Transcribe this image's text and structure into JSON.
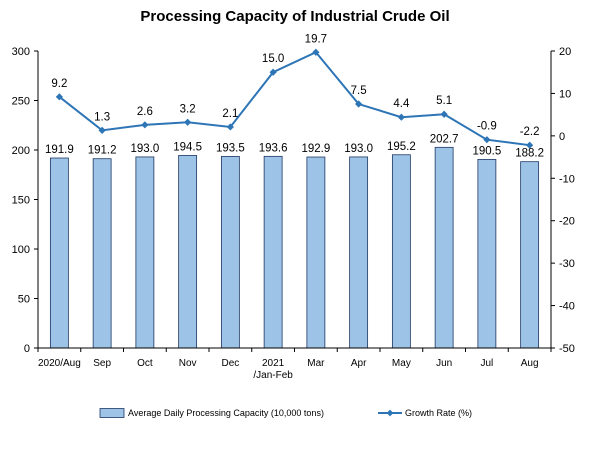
{
  "chart_data": {
    "type": "bar+line",
    "title": "Processing Capacity of Industrial Crude Oil",
    "categories": [
      "2020/Aug",
      "Sep",
      "Oct",
      "Nov",
      "Dec",
      [
        "2021",
        "/Jan-Feb"
      ],
      "Mar",
      "Apr",
      "May",
      "Jun",
      "Jul",
      "Aug"
    ],
    "series": [
      {
        "name": "Average Daily Processing Capacity (10,000 tons)",
        "type": "bar",
        "axis": "left",
        "color": "#9dc3e6",
        "values": [
          191.9,
          191.2,
          193.0,
          194.5,
          193.5,
          193.6,
          192.9,
          193.0,
          195.2,
          202.7,
          190.5,
          188.2
        ],
        "labels": [
          "191.9",
          "191.2",
          "193.0",
          "194.5",
          "193.5",
          "193.6",
          "192.9",
          "193.0",
          "195.2",
          "202.7",
          "190.5",
          "188.2"
        ]
      },
      {
        "name": "Growth Rate (%)",
        "type": "line",
        "axis": "right",
        "color": "#2e75b6",
        "values": [
          9.2,
          1.3,
          2.6,
          3.2,
          2.1,
          15.0,
          19.7,
          7.5,
          4.4,
          5.1,
          -0.9,
          -2.2
        ],
        "labels": [
          "9.2",
          "1.3",
          "2.6",
          "3.2",
          "2.1",
          "15.0",
          "19.7",
          "7.5",
          "4.4",
          "5.1",
          "-0.9",
          "-2.2"
        ]
      }
    ],
    "y_left": {
      "ylim": [
        0,
        300
      ],
      "ticks": [
        "0",
        "50",
        "100",
        "150",
        "200",
        "250",
        "300"
      ]
    },
    "y_right": {
      "ylim": [
        -50,
        20
      ],
      "ticks": [
        "-50",
        "-40",
        "-30",
        "-20",
        "-10",
        "0",
        "10",
        "20"
      ]
    },
    "grid": false,
    "legend_position": "bottom"
  }
}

PROBLEM TO SOLVE: Copy out all of the data word for word. Do not carry over any picture.

EXERCISE OUTPUT:
Transcribe this image's text and structure into JSON.
{
  "chart_data": {
    "type": "bar+line",
    "title": "Processing Capacity of Industrial Crude Oil",
    "categories": [
      "2020/Aug",
      "Sep",
      "Oct",
      "Nov",
      "Dec",
      [
        "2021",
        "/Jan-Feb"
      ],
      "Mar",
      "Apr",
      "May",
      "Jun",
      "Jul",
      "Aug"
    ],
    "series": [
      {
        "name": "Average Daily Processing Capacity (10,000 tons)",
        "type": "bar",
        "axis": "left",
        "color": "#9dc3e6",
        "values": [
          191.9,
          191.2,
          193.0,
          194.5,
          193.5,
          193.6,
          192.9,
          193.0,
          195.2,
          202.7,
          190.5,
          188.2
        ],
        "labels": [
          "191.9",
          "191.2",
          "193.0",
          "194.5",
          "193.5",
          "193.6",
          "192.9",
          "193.0",
          "195.2",
          "202.7",
          "190.5",
          "188.2"
        ]
      },
      {
        "name": "Growth Rate (%)",
        "type": "line",
        "axis": "right",
        "color": "#2e75b6",
        "values": [
          9.2,
          1.3,
          2.6,
          3.2,
          2.1,
          15.0,
          19.7,
          7.5,
          4.4,
          5.1,
          -0.9,
          -2.2
        ],
        "labels": [
          "9.2",
          "1.3",
          "2.6",
          "3.2",
          "2.1",
          "15.0",
          "19.7",
          "7.5",
          "4.4",
          "5.1",
          "-0.9",
          "-2.2"
        ]
      }
    ],
    "y_left": {
      "ylim": [
        0,
        300
      ],
      "ticks": [
        "0",
        "50",
        "100",
        "150",
        "200",
        "250",
        "300"
      ]
    },
    "y_right": {
      "ylim": [
        -50,
        20
      ],
      "ticks": [
        "-50",
        "-40",
        "-30",
        "-20",
        "-10",
        "0",
        "10",
        "20"
      ]
    },
    "grid": false,
    "legend_position": "bottom"
  }
}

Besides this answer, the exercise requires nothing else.